━━ Input data
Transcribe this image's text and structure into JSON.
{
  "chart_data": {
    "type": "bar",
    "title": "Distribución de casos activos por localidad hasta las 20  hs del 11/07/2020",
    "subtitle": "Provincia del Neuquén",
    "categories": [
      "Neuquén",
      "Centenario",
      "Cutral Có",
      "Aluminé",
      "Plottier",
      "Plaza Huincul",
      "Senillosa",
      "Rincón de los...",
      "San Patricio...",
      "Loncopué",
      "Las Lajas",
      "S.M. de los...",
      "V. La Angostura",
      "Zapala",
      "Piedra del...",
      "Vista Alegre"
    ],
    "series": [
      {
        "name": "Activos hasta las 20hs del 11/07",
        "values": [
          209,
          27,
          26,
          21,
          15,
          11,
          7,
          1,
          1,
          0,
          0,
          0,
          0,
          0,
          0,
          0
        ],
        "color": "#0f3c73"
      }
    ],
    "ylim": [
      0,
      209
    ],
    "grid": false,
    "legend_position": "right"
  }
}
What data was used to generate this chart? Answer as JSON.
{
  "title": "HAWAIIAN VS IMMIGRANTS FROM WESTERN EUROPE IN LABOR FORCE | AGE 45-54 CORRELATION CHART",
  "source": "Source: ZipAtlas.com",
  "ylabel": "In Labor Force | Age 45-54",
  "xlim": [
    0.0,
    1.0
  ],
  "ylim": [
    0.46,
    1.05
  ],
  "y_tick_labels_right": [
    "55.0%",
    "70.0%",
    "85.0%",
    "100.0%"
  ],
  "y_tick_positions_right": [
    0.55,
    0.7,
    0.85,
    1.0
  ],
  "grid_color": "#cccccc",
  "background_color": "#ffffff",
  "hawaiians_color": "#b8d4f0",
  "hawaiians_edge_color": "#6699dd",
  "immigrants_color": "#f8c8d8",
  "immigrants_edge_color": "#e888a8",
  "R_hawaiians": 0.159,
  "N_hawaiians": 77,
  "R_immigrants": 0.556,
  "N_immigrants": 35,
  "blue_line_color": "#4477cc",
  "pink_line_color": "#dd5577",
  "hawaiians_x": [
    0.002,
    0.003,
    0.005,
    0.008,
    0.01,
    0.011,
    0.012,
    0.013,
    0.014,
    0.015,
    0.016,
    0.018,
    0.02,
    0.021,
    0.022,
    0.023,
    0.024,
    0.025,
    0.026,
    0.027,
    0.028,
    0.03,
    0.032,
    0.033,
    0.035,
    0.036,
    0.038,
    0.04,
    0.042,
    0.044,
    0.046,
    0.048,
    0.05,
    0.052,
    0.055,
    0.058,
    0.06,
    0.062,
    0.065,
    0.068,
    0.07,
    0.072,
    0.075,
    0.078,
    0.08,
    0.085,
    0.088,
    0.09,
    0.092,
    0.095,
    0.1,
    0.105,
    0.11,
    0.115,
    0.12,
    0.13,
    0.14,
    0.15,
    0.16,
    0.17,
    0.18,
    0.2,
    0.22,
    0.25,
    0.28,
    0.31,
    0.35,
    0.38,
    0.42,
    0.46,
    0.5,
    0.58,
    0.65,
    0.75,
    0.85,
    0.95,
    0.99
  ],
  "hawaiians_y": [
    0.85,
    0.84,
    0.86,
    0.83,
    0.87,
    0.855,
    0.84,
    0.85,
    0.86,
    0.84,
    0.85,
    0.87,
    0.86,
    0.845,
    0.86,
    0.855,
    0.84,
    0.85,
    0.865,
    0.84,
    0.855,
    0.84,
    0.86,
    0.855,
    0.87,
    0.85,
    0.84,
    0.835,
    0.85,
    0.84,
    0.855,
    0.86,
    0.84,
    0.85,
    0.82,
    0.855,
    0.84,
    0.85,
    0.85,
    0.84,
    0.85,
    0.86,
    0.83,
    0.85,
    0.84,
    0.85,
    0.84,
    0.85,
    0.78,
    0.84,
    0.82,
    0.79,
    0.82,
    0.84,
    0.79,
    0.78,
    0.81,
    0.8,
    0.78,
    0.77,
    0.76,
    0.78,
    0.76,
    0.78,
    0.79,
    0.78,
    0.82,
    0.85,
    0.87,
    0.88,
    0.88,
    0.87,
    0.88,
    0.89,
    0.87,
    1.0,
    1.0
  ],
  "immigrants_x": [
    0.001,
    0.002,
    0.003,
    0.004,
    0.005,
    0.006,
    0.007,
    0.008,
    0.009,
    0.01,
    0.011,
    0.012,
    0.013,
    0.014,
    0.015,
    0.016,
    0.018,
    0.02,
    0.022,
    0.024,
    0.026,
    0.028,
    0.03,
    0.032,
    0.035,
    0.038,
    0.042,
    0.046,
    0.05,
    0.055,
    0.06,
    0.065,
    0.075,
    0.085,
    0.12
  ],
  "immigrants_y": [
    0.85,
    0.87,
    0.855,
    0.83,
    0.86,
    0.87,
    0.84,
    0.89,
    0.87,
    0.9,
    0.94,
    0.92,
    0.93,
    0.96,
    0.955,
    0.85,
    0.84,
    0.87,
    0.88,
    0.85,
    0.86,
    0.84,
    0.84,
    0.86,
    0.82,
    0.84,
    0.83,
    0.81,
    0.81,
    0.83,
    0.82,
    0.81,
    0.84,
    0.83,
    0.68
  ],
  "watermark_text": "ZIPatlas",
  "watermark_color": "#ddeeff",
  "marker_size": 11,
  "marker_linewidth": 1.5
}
━━━━
## Required work
Where does the word "this" appear? Return each line that holds it.

## Output below
Transcribe this image's text and structure into JSON.
What data was used to generate this chart? Answer as JSON.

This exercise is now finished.